Required task - Beginning with the line where "Give me the" appears, restate the lines word for word through the last one in the listing.

— START Available data —

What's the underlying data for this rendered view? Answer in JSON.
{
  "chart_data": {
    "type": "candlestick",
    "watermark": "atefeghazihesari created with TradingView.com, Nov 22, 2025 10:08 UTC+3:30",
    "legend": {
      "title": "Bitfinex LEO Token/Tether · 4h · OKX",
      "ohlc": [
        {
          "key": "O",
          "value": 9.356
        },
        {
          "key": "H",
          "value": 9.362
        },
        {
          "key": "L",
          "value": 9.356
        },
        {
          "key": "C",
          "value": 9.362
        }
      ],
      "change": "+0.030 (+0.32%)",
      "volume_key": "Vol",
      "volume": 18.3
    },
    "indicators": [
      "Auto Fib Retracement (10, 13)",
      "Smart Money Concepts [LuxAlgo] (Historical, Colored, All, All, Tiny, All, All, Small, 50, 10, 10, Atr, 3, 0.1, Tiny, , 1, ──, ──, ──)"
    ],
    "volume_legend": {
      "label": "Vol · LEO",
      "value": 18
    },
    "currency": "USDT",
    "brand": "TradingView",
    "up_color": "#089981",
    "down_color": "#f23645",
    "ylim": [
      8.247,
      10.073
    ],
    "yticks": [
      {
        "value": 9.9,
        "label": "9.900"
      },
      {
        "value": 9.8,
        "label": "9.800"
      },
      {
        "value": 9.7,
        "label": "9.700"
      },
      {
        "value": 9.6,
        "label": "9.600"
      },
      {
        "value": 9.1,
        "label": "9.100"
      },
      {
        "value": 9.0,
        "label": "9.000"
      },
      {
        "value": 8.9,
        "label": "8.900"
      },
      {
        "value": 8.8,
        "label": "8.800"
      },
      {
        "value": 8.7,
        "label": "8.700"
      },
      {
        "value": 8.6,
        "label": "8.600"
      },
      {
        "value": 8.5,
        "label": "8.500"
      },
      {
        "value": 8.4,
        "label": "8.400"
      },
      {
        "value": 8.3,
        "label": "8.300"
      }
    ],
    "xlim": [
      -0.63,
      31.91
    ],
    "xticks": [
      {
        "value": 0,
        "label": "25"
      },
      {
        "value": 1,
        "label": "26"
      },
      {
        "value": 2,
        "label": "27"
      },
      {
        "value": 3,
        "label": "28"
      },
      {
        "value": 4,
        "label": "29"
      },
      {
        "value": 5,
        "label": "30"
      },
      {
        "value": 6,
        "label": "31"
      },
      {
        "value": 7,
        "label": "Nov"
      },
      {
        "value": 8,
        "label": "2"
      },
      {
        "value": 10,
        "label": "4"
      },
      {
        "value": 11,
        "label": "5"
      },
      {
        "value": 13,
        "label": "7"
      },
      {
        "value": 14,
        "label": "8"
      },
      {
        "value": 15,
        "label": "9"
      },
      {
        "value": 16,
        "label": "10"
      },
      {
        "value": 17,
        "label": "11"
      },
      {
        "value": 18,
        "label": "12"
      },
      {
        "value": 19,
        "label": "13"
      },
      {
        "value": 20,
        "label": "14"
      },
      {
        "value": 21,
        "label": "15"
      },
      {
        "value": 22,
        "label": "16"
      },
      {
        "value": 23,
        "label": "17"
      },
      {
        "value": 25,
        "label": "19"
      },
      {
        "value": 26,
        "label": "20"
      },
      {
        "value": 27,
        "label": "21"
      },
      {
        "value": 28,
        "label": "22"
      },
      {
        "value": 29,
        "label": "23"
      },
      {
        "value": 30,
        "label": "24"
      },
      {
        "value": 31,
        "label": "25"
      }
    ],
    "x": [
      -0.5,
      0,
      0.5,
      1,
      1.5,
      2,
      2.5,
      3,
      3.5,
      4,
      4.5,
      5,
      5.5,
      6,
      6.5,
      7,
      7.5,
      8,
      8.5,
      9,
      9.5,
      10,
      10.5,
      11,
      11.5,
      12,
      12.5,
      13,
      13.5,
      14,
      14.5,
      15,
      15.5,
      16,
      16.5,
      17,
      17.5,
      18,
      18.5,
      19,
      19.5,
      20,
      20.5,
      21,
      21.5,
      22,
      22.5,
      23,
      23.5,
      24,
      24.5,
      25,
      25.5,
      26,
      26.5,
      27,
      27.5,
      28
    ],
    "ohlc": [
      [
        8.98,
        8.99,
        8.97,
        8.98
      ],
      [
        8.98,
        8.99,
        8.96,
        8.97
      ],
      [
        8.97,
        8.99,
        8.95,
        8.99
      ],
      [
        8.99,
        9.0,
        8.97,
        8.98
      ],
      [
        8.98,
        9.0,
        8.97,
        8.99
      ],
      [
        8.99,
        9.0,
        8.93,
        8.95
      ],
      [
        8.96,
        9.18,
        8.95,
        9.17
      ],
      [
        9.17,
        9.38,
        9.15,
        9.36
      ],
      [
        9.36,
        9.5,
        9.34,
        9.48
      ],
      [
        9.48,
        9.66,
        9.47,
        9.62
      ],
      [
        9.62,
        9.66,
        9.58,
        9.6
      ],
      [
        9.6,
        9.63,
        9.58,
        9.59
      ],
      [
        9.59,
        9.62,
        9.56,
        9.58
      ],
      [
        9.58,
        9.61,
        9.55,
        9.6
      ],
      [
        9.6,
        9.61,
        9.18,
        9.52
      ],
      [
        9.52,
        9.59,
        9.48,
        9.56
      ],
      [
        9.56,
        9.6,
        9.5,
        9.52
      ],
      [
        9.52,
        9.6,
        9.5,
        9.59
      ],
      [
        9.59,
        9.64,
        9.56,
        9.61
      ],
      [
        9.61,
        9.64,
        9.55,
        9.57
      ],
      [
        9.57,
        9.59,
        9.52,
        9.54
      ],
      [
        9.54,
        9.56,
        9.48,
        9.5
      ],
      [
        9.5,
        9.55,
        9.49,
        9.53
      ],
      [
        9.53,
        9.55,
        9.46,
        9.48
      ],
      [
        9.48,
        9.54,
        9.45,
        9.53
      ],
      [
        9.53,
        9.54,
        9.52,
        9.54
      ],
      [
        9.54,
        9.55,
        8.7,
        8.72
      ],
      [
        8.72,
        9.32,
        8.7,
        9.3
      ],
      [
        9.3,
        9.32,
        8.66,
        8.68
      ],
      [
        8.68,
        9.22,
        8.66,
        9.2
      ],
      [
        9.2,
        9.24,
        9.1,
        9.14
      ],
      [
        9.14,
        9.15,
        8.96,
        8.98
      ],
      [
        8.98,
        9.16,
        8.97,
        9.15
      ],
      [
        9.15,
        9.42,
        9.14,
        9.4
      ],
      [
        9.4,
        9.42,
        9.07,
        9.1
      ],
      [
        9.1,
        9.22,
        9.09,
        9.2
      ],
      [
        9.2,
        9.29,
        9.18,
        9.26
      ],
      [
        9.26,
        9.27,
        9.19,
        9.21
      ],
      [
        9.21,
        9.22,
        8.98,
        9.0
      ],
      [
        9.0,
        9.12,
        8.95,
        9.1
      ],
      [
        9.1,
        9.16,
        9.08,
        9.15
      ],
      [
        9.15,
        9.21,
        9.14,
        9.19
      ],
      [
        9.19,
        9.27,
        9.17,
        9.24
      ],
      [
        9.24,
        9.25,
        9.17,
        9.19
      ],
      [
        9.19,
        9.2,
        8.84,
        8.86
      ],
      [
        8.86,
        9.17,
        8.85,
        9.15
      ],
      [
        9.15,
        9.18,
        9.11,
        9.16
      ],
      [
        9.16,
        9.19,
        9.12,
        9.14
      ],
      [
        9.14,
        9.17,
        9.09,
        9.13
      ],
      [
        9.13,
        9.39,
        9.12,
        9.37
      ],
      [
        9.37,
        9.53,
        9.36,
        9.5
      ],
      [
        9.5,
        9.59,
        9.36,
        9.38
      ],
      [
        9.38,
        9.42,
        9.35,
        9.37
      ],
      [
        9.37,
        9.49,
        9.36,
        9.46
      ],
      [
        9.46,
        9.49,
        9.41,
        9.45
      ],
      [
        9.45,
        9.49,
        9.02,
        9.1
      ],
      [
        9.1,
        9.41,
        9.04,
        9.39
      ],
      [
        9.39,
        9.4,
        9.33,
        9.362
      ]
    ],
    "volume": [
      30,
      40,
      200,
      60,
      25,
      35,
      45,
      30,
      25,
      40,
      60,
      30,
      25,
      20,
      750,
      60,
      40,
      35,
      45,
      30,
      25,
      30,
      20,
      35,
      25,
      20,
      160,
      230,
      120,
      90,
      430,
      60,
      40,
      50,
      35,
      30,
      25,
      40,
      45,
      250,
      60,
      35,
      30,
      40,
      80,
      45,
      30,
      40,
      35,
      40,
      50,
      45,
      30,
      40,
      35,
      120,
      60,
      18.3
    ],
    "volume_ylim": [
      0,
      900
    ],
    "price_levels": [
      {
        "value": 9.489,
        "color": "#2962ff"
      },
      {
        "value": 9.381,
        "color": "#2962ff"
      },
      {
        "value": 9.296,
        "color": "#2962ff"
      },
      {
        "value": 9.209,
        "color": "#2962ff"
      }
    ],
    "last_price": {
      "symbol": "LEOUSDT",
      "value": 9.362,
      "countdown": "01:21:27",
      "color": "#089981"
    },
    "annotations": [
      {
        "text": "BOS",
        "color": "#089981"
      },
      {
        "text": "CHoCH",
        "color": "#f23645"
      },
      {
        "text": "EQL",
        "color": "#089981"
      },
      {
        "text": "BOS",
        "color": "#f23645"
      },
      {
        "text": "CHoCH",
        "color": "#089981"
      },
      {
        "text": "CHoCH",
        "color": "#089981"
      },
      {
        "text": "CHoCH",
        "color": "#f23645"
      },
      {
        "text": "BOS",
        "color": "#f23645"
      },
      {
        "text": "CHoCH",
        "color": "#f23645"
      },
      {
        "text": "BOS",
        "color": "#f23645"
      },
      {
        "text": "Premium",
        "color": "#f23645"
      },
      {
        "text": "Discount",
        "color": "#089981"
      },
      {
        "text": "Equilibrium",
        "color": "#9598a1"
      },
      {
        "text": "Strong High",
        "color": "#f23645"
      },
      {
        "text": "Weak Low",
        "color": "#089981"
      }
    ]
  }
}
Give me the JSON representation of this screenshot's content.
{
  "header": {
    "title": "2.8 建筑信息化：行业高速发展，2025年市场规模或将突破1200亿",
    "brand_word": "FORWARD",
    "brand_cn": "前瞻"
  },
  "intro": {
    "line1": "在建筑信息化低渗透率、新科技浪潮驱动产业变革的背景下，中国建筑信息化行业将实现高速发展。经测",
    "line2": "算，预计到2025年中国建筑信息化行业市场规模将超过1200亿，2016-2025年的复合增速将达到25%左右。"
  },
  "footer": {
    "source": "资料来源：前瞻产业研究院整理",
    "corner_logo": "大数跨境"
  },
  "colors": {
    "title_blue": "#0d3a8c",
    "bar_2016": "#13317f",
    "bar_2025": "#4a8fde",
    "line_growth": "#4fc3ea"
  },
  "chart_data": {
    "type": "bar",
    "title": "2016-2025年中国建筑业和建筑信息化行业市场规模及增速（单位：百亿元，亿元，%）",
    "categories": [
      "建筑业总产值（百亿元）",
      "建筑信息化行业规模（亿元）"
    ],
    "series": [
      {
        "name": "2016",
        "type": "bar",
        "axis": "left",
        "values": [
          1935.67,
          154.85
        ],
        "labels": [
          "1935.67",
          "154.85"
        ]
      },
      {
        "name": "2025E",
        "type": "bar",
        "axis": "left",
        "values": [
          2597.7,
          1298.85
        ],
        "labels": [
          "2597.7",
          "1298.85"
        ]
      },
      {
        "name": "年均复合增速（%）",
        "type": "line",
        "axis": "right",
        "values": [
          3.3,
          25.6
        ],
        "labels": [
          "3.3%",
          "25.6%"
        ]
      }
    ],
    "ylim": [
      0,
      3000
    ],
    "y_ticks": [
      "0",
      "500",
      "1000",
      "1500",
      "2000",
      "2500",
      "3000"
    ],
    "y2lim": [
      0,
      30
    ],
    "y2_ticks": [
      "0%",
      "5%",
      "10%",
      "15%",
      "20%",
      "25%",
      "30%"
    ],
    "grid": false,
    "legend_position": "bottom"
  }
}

— END Available data —

Expected output -
Give me the JSON representation of this screenshot's content.
{
  "header": {
    "title": "2.8 建筑信息化：行业高速发展，2025年市场规模或将突破1200亿",
    "brand_word": "FORWARD",
    "brand_cn": "前瞻"
  },
  "intro": {
    "line1": "在建筑信息化低渗透率、新科技浪潮驱动产业变革的背景下，中国建筑信息化行业将实现高速发展。经测",
    "line2": "算，预计到2025年中国建筑信息化行业市场规模将超过1200亿，2016-2025年的复合增速将达到25%左右。"
  },
  "footer": {
    "source": "资料来源：前瞻产业研究院整理",
    "corner_logo": "大数跨境"
  },
  "colors": {
    "title_blue": "#0d3a8c",
    "bar_2016": "#13317f",
    "bar_2025": "#4a8fde",
    "line_growth": "#4fc3ea"
  },
  "chart_data": {
    "type": "bar",
    "title": "2016-2025年中国建筑业和建筑信息化行业市场规模及增速（单位：百亿元，亿元，%）",
    "categories": [
      "建筑业总产值（百亿元）",
      "建筑信息化行业规模（亿元）"
    ],
    "series": [
      {
        "name": "2016",
        "type": "bar",
        "axis": "left",
        "values": [
          1935.67,
          154.85
        ],
        "labels": [
          "1935.67",
          "154.85"
        ]
      },
      {
        "name": "2025E",
        "type": "bar",
        "axis": "left",
        "values": [
          2597.7,
          1298.85
        ],
        "labels": [
          "2597.7",
          "1298.85"
        ]
      },
      {
        "name": "年均复合增速（%）",
        "type": "line",
        "axis": "right",
        "values": [
          3.3,
          25.6
        ],
        "labels": [
          "3.3%",
          "25.6%"
        ]
      }
    ],
    "ylim": [
      0,
      3000
    ],
    "y_ticks": [
      "0",
      "500",
      "1000",
      "1500",
      "2000",
      "2500",
      "3000"
    ],
    "y2lim": [
      0,
      30
    ],
    "y2_ticks": [
      "0%",
      "5%",
      "10%",
      "15%",
      "20%",
      "25%",
      "30%"
    ],
    "grid": false,
    "legend_position": "bottom"
  }
}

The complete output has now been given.